• [Job]: Select the lines that hold the word "this" and copy each one.

• [Data]:
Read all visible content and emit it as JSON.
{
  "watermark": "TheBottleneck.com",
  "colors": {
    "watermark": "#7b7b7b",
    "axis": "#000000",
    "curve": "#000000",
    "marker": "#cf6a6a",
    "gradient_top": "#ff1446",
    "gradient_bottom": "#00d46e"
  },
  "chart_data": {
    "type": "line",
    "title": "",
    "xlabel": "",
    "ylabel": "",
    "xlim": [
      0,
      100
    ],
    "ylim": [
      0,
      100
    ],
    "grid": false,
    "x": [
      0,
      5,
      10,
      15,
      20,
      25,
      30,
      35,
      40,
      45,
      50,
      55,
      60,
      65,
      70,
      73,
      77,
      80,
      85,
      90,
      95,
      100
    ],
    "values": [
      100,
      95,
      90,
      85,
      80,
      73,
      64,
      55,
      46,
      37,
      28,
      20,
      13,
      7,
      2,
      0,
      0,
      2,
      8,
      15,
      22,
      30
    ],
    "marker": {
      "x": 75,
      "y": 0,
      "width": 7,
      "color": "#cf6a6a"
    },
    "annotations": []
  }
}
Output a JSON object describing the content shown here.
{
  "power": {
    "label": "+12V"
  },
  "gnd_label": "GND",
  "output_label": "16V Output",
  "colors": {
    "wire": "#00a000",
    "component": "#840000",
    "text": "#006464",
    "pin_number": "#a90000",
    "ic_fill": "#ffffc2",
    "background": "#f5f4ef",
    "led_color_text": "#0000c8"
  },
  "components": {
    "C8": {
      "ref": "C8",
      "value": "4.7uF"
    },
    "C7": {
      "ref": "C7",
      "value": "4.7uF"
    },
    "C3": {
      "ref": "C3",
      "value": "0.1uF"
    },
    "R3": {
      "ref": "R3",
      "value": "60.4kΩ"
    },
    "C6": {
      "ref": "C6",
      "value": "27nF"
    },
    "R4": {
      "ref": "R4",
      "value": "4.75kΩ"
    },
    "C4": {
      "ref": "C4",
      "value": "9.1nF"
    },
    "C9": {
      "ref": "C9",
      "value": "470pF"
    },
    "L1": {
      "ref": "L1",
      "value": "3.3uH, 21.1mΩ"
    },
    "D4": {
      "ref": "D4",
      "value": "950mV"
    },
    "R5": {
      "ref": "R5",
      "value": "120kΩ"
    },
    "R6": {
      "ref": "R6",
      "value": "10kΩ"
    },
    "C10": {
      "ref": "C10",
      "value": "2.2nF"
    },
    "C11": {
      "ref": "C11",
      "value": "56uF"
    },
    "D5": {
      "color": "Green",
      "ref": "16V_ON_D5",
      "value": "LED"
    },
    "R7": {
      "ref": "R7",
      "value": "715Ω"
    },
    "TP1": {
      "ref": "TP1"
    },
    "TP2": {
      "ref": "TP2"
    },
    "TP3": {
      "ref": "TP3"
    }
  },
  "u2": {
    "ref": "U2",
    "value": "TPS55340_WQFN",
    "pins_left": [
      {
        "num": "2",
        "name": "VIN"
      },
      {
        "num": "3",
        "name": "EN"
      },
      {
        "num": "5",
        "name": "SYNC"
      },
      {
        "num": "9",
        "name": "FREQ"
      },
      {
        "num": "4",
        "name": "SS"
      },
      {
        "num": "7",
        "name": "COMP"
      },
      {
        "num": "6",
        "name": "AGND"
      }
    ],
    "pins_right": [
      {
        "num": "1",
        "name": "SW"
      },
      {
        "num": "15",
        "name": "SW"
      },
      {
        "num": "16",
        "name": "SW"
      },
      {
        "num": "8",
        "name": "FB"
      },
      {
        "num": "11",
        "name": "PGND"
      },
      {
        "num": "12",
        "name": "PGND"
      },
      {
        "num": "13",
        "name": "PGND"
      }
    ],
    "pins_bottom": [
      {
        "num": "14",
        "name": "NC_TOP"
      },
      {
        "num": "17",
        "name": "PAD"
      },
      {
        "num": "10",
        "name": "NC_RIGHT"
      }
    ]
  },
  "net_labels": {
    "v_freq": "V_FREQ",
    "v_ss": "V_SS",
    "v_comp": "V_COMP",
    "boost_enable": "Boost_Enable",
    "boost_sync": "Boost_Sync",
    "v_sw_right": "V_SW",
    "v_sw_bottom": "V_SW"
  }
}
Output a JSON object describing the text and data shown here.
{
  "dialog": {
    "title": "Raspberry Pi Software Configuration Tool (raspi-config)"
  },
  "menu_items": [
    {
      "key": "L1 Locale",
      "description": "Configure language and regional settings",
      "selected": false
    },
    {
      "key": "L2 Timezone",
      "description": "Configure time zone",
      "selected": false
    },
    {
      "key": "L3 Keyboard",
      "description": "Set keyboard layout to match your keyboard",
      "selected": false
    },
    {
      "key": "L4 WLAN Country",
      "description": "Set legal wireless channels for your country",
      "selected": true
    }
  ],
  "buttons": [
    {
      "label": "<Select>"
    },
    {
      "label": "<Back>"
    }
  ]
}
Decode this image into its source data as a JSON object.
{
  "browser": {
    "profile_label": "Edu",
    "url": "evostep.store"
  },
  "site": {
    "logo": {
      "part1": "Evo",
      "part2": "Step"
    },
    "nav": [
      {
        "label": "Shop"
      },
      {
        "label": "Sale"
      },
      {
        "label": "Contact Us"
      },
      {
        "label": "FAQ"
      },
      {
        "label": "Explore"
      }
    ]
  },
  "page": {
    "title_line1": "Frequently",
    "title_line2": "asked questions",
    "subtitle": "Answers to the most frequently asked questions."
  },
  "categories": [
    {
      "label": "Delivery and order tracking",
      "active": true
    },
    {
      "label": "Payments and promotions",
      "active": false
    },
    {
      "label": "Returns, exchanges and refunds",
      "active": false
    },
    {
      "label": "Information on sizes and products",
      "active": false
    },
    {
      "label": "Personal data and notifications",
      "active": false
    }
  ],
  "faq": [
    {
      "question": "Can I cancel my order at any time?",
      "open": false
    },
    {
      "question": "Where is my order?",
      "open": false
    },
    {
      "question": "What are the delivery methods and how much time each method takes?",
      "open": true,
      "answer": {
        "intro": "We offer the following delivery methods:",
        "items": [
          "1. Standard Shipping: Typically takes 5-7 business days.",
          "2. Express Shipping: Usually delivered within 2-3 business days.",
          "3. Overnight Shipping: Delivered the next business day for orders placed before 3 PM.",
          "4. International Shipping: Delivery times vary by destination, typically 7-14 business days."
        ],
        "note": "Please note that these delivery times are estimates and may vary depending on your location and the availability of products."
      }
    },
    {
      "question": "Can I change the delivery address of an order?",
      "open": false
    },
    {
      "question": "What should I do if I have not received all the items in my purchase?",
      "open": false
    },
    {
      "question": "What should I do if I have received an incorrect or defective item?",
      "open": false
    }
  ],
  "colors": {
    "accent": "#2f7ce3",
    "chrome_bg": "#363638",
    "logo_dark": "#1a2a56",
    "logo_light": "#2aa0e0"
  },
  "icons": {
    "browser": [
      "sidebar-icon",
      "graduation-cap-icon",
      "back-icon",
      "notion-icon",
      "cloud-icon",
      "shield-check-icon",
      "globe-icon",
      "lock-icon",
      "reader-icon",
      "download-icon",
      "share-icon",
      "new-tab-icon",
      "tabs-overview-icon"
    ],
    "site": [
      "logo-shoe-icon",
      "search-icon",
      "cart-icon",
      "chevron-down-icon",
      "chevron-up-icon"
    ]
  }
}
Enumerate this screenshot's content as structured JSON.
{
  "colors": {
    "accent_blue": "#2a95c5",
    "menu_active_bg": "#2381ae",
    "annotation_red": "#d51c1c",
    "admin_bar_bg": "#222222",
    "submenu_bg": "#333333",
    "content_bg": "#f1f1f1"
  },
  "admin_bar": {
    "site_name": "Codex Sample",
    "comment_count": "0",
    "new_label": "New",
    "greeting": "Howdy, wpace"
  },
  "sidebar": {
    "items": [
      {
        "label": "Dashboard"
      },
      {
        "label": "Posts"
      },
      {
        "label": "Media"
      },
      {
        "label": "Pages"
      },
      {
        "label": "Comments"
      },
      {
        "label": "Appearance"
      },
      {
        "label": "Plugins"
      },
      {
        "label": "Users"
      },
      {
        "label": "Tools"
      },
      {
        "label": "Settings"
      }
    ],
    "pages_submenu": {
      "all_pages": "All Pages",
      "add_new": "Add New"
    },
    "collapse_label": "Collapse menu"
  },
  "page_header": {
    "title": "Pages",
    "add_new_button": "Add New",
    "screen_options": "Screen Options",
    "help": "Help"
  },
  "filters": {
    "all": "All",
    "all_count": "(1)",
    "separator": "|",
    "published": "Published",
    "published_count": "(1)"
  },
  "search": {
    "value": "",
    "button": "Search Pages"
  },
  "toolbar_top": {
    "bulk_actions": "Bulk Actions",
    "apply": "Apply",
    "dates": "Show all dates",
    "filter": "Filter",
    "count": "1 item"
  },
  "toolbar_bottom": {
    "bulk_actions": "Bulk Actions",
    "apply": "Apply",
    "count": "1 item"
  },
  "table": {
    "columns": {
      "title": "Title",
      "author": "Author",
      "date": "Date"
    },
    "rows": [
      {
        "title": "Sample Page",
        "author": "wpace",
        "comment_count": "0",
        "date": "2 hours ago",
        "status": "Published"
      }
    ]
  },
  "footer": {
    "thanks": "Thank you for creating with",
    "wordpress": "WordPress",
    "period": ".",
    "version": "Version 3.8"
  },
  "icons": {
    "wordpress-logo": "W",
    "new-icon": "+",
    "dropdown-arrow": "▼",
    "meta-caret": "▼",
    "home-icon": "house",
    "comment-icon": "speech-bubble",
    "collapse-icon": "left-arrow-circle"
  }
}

• [Written answer]:
Decode this image into its source data as a JSON object.
Enumerate this screenshot's content as structured JSON.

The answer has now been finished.